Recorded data
******************************

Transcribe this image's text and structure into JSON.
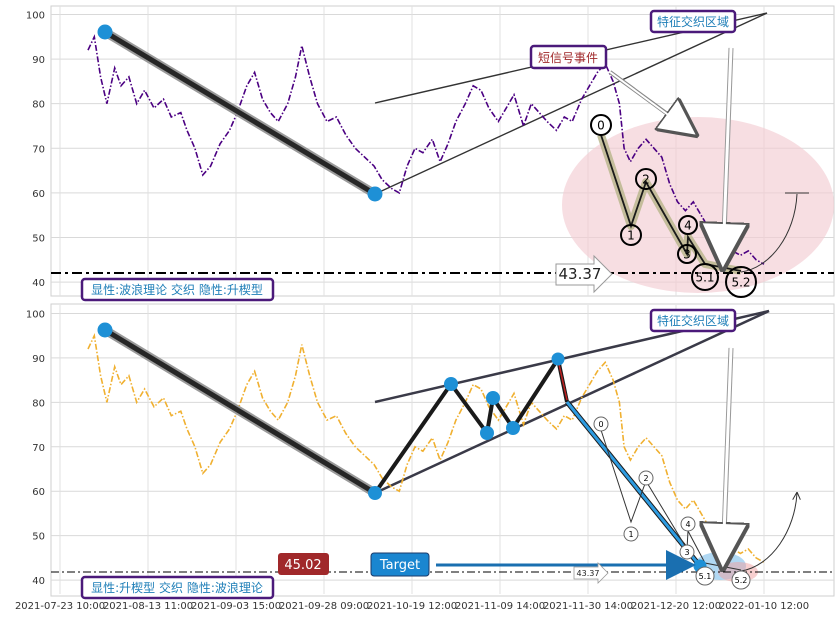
{
  "chart_data": [
    {
      "type": "line",
      "panel": "top",
      "ylim": [
        38,
        101
      ],
      "yticks": [
        40,
        50,
        60,
        70,
        80,
        90,
        100
      ],
      "grid": true,
      "series": [
        {
          "style": "dash-dot",
          "color": "#4b0082",
          "points": [
            [
              0,
              92
            ],
            [
              0.4,
              95
            ],
            [
              0.8,
              86
            ],
            [
              1.2,
              80
            ],
            [
              1.7,
              88
            ],
            [
              2.1,
              84
            ],
            [
              2.6,
              86
            ],
            [
              3.1,
              80
            ],
            [
              3.6,
              83
            ],
            [
              4.2,
              79
            ],
            [
              4.8,
              81
            ],
            [
              5.3,
              77
            ],
            [
              5.9,
              78
            ],
            [
              6.3,
              74
            ],
            [
              6.8,
              70
            ],
            [
              7.3,
              64
            ],
            [
              7.8,
              66
            ],
            [
              8.4,
              71
            ],
            [
              9.0,
              74
            ],
            [
              9.5,
              78
            ],
            [
              10.1,
              84
            ],
            [
              10.6,
              87
            ],
            [
              11.1,
              81
            ],
            [
              11.6,
              78
            ],
            [
              12.1,
              76
            ],
            [
              12.7,
              80
            ],
            [
              13.2,
              86
            ],
            [
              13.6,
              93
            ],
            [
              14.1,
              86
            ],
            [
              14.6,
              80
            ],
            [
              15.2,
              76
            ],
            [
              15.8,
              77
            ],
            [
              16.4,
              73
            ],
            [
              17.0,
              70
            ],
            [
              17.6,
              68
            ],
            [
              18.2,
              66
            ],
            [
              18.7,
              63
            ],
            [
              19.3,
              61
            ],
            [
              19.8,
              60
            ],
            [
              20.3,
              66
            ],
            [
              20.8,
              70
            ],
            [
              21.3,
              69
            ],
            [
              21.9,
              72
            ],
            [
              22.4,
              67
            ],
            [
              22.9,
              71
            ],
            [
              23.4,
              76
            ],
            [
              24.0,
              80
            ],
            [
              24.5,
              84
            ],
            [
              25.0,
              83
            ],
            [
              25.5,
              79
            ],
            [
              26.1,
              76
            ],
            [
              26.6,
              79
            ],
            [
              27.1,
              82
            ],
            [
              27.7,
              75
            ],
            [
              28.2,
              80
            ],
            [
              28.7,
              78
            ],
            [
              29.2,
              76
            ],
            [
              29.8,
              74
            ],
            [
              30.3,
              77
            ],
            [
              30.8,
              76
            ],
            [
              31.4,
              81
            ],
            [
              31.9,
              84
            ],
            [
              32.4,
              87
            ],
            [
              32.9,
              89
            ],
            [
              33.4,
              85
            ],
            [
              33.8,
              80
            ],
            [
              34.1,
              70
            ],
            [
              34.5,
              67
            ],
            [
              35.0,
              70
            ],
            [
              35.5,
              72
            ],
            [
              36.0,
              70
            ],
            [
              36.5,
              68
            ],
            [
              37.0,
              62
            ],
            [
              37.5,
              58
            ],
            [
              38.0,
              56
            ],
            [
              38.5,
              58
            ],
            [
              39.0,
              55
            ],
            [
              39.5,
              52
            ],
            [
              40.0,
              50
            ],
            [
              40.5,
              48
            ],
            [
              41.0,
              47
            ],
            [
              41.5,
              46
            ],
            [
              42.0,
              47
            ],
            [
              42.5,
              45
            ],
            [
              43.0,
              44
            ]
          ]
        }
      ],
      "overlays": {
        "trend_line": [
          [
            0.5,
            95.3
          ],
          [
            18.7,
            60.5
          ]
        ],
        "channel_upper": [
          [
            18.5,
            80
          ],
          [
            41.5,
            99.5
          ]
        ],
        "channel_lower": [
          [
            18.5,
            60.5
          ],
          [
            41.5,
            92.5
          ]
        ],
        "wave_points": [
          {
            "label": "0",
            "x": 34.6,
            "y": 72.5
          },
          {
            "label": "1",
            "x": 35.9,
            "y": 53
          },
          {
            "label": "2",
            "x": 36.6,
            "y": 64
          },
          {
            "label": "3",
            "x": 38.8,
            "y": 45.8
          },
          {
            "label": "4",
            "x": 39.0,
            "y": 49.5
          },
          {
            "label": "5.1",
            "x": 40.0,
            "y": 45.8
          },
          {
            "label": "5.2",
            "x": 41.0,
            "y": 43.8
          }
        ]
      }
    },
    {
      "type": "line",
      "panel": "bottom",
      "ylim": [
        38,
        101
      ],
      "yticks": [
        40,
        50,
        60,
        70,
        80,
        90,
        100
      ],
      "grid": true,
      "series": [
        {
          "style": "dash-dot",
          "color": "#f0b030",
          "points": "same as top panel"
        }
      ],
      "overlays": {
        "wave_nodes": [
          [
            0.5,
            95.3
          ],
          [
            18.7,
            60.5
          ],
          [
            22.0,
            83.8
          ],
          [
            23.8,
            73.3
          ],
          [
            24.3,
            80.7
          ],
          [
            25.2,
            74.3
          ],
          [
            27.2,
            89
          ]
        ],
        "wave_points": [
          "0",
          "1",
          "2",
          "3",
          "4",
          "5.1",
          "5.2"
        ]
      }
    }
  ],
  "xaxis": {
    "ticks": [
      "2021-07-23 10:00",
      "2021-08-13 11:00",
      "2021-09-03 15:00",
      "2021-09-28 09:00",
      "2021-10-19 12:00",
      "2021-11-09 14:00",
      "2021-11-30 14:00",
      "2021-12-20 12:00",
      "2022-01-10 12:00"
    ]
  },
  "annotations": {
    "top_region_label": "特征交织区域",
    "bottom_region_label": "特征交织区域",
    "short_signal_label": "短信号事件",
    "top_level_value": "43.37",
    "top_info_box": "显性:波浪理论 交织 隐性:升楔型",
    "bottom_info_box": "显性:升楔型 交织 隐性:波浪理论",
    "bottom_price_badge": "45.02",
    "bottom_target_label": "Target",
    "bottom_level_value": "43.37"
  },
  "colors": {
    "top_series": "#4b0082",
    "bottom_series": "#f0b030",
    "node_blue": "#1e90d6",
    "region_pink": "#f7d4d8",
    "price_badge": "#a0282a",
    "target_badge": "#1a86d0"
  }
}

******************************

**WHAT TO WORK ON:** Reply with only the number of lines in the entries that contain the word "波浪理论".

**FINISHED EXERCISE:** 2